→ What to work on: Look below and pull out each line with the word "come".

═════ Exercise materials ═════

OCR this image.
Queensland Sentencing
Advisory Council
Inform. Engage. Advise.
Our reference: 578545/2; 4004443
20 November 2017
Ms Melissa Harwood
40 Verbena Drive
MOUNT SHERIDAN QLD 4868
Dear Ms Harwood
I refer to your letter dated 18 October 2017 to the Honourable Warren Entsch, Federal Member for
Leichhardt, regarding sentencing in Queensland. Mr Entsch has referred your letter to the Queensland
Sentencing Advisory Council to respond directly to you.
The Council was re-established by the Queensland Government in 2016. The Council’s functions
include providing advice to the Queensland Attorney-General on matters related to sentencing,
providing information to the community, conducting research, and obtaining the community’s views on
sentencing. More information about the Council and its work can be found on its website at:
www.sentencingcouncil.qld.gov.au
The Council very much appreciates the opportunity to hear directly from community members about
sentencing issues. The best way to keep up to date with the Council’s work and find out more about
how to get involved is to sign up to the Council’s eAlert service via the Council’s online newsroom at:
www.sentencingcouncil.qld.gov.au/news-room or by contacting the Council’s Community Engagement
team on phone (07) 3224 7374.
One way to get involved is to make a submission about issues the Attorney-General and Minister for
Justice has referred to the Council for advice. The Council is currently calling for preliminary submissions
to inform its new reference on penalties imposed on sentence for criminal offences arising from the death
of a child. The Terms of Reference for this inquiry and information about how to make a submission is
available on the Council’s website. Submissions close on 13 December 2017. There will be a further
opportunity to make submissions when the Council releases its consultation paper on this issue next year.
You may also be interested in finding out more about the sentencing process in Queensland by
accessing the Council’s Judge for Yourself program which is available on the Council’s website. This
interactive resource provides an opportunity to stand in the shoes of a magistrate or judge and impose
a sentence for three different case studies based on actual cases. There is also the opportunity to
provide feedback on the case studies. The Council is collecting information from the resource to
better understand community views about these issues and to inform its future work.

═════
═════ Exercise materials ═════

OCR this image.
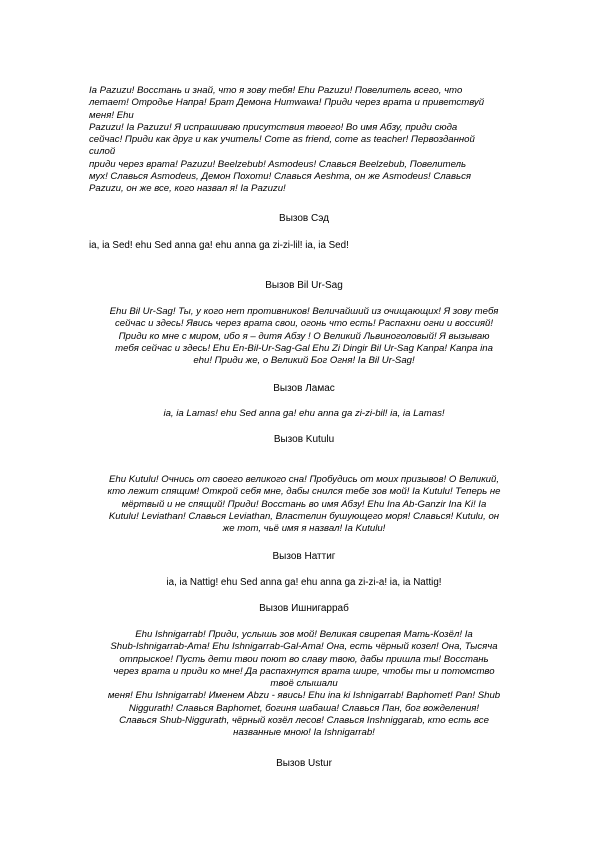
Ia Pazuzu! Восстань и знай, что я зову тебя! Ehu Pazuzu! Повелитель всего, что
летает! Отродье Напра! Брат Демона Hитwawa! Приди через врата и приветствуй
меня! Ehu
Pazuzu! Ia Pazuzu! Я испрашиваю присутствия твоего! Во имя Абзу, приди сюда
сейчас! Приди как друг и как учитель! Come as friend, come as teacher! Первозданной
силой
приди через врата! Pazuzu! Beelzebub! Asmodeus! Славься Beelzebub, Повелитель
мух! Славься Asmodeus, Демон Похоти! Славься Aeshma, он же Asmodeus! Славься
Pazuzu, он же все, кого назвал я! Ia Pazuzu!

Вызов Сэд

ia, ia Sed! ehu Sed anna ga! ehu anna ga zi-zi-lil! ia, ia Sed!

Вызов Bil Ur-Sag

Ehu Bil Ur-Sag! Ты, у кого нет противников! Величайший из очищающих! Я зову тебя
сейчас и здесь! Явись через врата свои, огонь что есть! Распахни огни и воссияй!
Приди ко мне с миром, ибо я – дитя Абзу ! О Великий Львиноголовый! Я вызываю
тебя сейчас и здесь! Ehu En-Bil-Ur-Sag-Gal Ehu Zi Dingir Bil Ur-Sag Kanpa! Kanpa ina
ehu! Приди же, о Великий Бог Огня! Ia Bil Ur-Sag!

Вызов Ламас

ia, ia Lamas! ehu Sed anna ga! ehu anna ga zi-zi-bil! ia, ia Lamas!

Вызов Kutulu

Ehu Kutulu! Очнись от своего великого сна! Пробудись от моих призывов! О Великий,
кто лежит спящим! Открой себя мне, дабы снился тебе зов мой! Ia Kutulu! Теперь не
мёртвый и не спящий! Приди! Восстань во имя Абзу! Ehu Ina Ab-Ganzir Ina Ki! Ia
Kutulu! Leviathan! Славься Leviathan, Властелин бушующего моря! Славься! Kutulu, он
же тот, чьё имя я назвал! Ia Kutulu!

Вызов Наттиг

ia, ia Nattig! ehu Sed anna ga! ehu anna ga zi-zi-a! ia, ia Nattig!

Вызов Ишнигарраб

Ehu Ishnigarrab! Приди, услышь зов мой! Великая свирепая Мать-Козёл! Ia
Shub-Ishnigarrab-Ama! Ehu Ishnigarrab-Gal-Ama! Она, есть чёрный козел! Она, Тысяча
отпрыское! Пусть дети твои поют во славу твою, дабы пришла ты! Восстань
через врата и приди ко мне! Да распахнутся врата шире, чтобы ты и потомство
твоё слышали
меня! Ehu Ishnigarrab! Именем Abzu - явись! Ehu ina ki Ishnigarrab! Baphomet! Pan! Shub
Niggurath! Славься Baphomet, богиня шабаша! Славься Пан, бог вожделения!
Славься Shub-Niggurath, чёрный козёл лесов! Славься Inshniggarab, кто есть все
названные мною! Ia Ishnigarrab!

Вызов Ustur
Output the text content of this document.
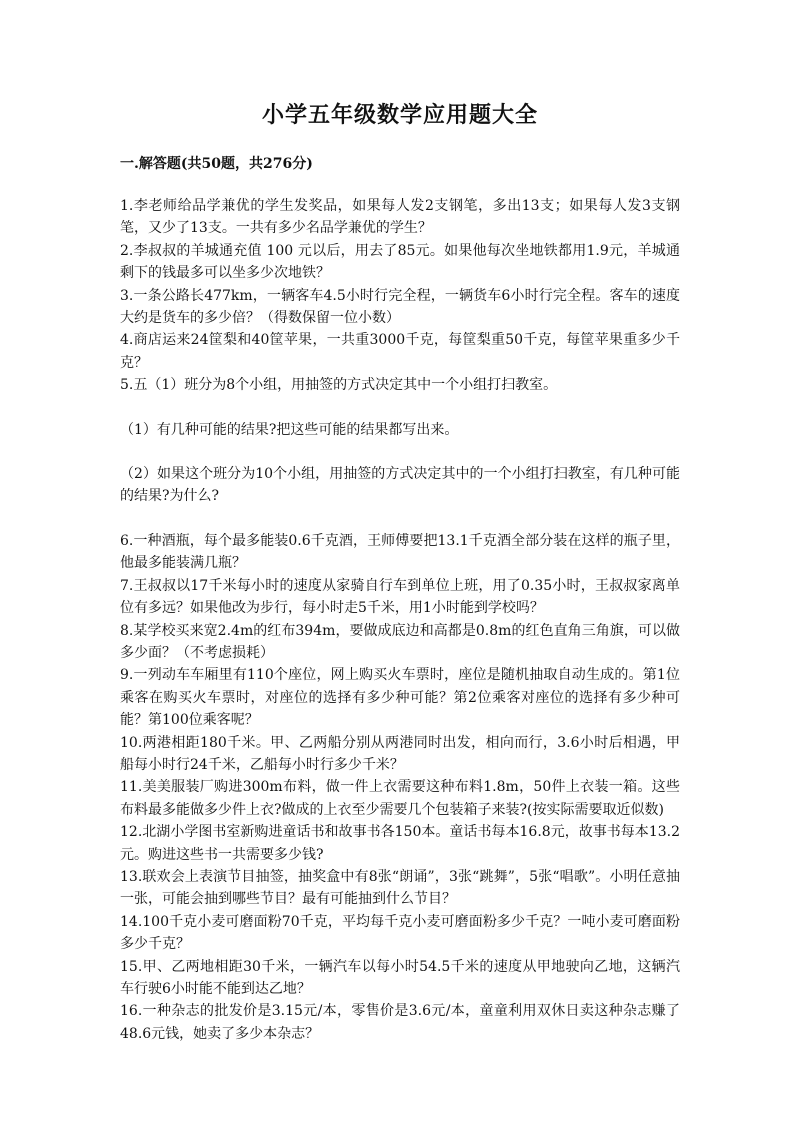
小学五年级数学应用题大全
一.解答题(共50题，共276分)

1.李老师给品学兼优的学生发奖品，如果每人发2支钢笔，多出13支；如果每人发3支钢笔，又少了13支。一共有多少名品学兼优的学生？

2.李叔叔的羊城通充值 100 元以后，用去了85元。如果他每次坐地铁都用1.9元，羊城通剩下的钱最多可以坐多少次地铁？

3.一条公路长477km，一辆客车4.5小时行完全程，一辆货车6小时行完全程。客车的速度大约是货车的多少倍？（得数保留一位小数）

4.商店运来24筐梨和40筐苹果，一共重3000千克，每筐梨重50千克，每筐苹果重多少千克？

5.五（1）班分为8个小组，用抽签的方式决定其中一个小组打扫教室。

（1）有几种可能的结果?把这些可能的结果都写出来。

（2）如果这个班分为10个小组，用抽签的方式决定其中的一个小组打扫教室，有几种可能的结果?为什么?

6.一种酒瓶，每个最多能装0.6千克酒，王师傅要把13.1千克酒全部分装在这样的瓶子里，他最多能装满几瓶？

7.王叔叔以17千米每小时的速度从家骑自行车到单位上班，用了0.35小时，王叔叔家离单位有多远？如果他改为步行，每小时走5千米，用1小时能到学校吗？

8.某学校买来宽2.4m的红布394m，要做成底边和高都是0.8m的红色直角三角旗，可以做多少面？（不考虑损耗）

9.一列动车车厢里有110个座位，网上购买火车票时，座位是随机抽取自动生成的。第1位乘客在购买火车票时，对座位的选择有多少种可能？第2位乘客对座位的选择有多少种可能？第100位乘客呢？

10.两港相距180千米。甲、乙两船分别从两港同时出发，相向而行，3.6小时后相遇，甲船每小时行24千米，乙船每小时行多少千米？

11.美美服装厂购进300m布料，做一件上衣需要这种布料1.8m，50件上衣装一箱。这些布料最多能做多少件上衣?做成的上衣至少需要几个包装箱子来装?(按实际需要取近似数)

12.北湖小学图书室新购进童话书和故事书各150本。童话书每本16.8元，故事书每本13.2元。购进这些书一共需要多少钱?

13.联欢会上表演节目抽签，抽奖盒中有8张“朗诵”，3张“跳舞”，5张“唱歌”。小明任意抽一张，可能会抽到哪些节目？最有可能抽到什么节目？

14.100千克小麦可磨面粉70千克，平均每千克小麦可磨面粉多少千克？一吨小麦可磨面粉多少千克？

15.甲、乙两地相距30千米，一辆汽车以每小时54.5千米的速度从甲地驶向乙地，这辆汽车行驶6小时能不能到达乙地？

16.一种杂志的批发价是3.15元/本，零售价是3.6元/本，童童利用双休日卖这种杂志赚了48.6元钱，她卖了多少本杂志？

═════
═════ Exercise materials ═════

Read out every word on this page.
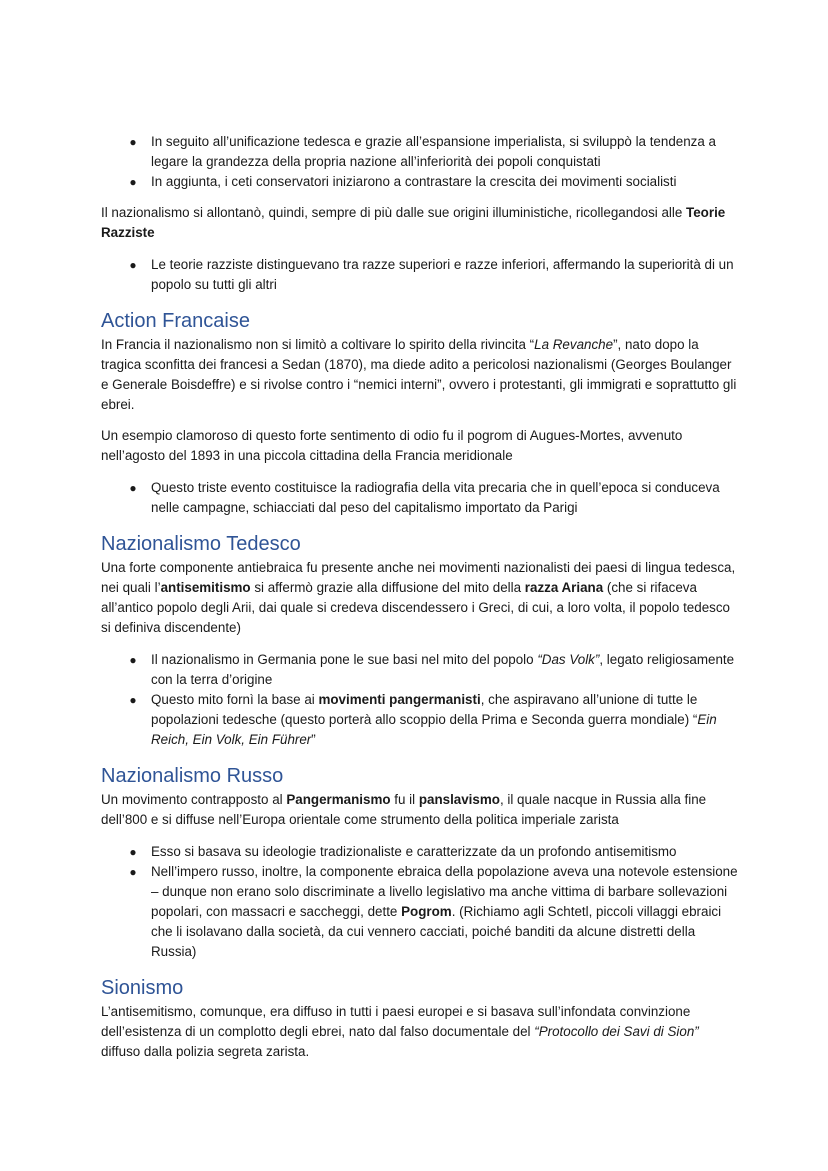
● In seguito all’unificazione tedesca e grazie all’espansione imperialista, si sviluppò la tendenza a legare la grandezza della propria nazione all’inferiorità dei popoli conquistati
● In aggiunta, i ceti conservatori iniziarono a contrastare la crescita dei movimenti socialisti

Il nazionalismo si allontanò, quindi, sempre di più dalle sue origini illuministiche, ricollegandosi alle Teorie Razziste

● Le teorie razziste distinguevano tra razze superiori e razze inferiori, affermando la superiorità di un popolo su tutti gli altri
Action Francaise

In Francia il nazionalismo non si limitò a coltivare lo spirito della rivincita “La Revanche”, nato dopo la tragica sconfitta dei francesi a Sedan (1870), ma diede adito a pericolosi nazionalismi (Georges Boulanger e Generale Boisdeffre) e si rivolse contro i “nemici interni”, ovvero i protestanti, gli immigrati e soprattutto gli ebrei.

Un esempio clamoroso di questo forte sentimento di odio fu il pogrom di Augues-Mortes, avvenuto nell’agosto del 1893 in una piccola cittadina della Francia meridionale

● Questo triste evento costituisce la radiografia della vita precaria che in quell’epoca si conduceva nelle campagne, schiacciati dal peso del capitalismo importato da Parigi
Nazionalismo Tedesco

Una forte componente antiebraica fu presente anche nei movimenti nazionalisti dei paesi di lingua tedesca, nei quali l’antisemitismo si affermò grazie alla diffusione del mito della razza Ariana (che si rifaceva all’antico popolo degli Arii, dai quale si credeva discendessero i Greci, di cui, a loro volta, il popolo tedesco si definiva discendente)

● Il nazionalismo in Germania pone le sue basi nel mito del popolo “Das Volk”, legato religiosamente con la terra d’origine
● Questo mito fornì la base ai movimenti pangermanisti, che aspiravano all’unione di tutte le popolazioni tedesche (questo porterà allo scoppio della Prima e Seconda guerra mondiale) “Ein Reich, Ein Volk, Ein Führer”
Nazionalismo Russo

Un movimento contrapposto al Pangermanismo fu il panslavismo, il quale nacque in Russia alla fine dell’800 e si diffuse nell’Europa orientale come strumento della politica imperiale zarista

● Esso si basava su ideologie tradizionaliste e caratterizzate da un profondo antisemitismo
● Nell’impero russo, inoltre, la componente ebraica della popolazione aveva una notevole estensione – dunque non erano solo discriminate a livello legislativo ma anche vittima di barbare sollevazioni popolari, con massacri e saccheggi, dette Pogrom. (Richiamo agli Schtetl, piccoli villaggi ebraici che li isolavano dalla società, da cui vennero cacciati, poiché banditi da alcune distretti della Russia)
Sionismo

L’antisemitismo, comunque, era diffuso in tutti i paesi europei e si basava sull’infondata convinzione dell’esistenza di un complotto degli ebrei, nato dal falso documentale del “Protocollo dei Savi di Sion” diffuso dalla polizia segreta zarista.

═════

→ Result for this exercise:
сейчас! Приди как друг и как учитель! Come as friend, come as teacher! Первозданной
Un movimento contrapposto al Pangermanismo fu il panslavismo, il quale nacque in Russia alla fine dell’800 e si diffuse nell’Europa orientale come strumento della politica imperiale zarista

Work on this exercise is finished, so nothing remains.